The request
Hunt for the word "text" across the entries below, copying each line that holds it.

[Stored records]
- - - - - - -

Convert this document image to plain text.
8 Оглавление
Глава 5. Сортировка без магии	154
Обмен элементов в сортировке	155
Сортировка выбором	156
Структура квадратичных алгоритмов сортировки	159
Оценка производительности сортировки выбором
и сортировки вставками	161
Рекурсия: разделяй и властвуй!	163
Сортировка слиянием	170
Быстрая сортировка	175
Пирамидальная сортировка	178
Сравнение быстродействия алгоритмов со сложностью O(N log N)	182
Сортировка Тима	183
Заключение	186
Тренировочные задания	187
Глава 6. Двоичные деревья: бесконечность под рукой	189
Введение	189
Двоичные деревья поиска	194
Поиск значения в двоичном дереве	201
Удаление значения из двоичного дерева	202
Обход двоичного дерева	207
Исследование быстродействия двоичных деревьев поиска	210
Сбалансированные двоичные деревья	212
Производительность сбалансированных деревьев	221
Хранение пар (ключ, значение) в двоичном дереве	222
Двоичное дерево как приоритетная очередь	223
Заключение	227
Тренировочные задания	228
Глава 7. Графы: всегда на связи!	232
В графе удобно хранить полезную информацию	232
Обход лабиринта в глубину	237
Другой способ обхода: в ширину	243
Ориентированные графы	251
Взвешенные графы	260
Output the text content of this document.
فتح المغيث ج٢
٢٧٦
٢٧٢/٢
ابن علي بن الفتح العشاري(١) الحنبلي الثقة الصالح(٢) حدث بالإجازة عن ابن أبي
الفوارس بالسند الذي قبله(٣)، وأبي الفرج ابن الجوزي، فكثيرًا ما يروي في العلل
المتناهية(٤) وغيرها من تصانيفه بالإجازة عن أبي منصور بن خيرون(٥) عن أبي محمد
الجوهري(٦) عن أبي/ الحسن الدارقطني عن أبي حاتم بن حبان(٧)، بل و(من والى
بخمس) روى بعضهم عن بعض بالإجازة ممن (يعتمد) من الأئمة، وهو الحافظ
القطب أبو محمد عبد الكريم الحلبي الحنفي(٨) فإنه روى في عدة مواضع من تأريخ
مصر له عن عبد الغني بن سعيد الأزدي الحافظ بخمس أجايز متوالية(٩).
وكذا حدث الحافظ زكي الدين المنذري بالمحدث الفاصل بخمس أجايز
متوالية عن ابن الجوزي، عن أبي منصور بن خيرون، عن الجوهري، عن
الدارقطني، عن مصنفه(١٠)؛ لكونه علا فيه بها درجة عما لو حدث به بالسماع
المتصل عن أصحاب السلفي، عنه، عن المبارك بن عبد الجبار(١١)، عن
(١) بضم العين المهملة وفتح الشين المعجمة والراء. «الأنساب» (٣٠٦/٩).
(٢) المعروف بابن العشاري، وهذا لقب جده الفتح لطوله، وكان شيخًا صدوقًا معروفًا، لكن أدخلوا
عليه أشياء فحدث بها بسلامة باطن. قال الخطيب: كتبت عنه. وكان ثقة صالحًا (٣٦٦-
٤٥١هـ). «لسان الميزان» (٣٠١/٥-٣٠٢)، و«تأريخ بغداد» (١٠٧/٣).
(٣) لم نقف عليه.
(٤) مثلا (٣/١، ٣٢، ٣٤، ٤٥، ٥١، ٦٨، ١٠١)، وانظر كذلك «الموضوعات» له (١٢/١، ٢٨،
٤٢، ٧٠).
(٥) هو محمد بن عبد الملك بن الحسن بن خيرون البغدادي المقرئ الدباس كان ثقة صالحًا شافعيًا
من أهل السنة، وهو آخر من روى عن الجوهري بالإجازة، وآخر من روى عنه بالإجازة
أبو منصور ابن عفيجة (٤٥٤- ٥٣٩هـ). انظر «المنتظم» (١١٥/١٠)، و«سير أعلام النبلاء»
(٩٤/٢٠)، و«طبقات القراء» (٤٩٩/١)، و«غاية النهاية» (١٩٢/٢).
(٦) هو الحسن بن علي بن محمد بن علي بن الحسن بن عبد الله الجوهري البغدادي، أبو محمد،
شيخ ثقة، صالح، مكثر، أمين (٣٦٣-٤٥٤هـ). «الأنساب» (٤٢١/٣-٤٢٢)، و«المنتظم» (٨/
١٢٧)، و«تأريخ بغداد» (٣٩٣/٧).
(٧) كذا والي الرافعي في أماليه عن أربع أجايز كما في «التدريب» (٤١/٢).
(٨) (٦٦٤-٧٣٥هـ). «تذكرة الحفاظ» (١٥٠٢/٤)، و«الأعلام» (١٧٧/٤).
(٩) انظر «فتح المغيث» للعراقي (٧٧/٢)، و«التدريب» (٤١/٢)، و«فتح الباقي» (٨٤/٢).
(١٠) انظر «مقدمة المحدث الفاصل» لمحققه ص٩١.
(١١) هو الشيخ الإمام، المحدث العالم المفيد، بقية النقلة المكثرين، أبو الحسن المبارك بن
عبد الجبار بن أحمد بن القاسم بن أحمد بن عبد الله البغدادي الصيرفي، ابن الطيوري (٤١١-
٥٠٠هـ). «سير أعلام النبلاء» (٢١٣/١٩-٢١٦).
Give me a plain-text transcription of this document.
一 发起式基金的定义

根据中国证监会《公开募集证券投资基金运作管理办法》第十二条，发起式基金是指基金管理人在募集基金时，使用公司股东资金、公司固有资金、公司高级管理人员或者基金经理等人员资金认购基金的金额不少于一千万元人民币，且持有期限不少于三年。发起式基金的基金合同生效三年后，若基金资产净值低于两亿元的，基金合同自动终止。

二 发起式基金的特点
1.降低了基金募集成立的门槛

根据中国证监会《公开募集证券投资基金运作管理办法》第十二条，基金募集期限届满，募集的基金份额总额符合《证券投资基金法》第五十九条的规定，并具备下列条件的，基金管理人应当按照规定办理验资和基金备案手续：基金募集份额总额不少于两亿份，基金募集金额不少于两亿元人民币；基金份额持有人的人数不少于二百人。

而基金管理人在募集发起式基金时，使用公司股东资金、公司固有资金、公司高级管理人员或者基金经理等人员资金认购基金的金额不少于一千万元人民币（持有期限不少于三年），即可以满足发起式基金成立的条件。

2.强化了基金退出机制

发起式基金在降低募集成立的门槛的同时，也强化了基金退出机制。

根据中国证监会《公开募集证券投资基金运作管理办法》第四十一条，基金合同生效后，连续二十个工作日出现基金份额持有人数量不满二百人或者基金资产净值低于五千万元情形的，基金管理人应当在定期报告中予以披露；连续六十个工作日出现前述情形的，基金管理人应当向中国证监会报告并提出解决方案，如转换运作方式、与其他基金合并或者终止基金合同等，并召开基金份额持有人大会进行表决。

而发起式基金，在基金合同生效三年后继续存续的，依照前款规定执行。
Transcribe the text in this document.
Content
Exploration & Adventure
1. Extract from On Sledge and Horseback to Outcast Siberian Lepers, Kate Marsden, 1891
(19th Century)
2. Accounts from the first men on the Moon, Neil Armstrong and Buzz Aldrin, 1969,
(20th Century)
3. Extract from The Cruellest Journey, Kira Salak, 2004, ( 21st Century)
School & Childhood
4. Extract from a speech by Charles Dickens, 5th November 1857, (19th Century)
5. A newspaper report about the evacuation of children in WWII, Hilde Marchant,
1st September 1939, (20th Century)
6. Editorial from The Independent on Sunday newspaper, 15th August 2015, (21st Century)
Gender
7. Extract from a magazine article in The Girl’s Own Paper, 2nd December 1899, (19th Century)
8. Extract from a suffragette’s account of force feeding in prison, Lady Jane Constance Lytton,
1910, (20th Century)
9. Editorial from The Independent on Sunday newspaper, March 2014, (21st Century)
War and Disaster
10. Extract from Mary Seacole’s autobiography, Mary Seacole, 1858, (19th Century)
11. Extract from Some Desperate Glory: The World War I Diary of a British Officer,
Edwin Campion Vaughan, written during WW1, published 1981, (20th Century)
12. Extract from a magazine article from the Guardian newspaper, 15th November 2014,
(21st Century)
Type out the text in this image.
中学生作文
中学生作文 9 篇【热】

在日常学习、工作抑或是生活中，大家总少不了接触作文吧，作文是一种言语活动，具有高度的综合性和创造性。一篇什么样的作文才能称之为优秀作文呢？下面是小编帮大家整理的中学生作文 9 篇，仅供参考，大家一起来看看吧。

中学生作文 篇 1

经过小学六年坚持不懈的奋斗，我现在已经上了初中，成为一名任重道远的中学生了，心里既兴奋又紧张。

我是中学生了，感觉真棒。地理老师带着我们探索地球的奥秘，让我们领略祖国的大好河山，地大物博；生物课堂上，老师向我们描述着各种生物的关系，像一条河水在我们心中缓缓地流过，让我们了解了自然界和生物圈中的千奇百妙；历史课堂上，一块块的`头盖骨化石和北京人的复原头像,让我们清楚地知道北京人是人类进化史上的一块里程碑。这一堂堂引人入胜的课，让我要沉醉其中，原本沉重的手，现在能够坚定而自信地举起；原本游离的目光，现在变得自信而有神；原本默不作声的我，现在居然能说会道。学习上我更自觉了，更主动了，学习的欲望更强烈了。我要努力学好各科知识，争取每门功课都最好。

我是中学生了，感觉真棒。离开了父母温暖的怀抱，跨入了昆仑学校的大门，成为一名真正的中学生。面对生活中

- - - - - - -

Task answer
Convert this document image to plain text.
Output the text content of this document.
Give me a plain-text transcription of this document.
Transcribe the text in this document.
Type out the text in this image.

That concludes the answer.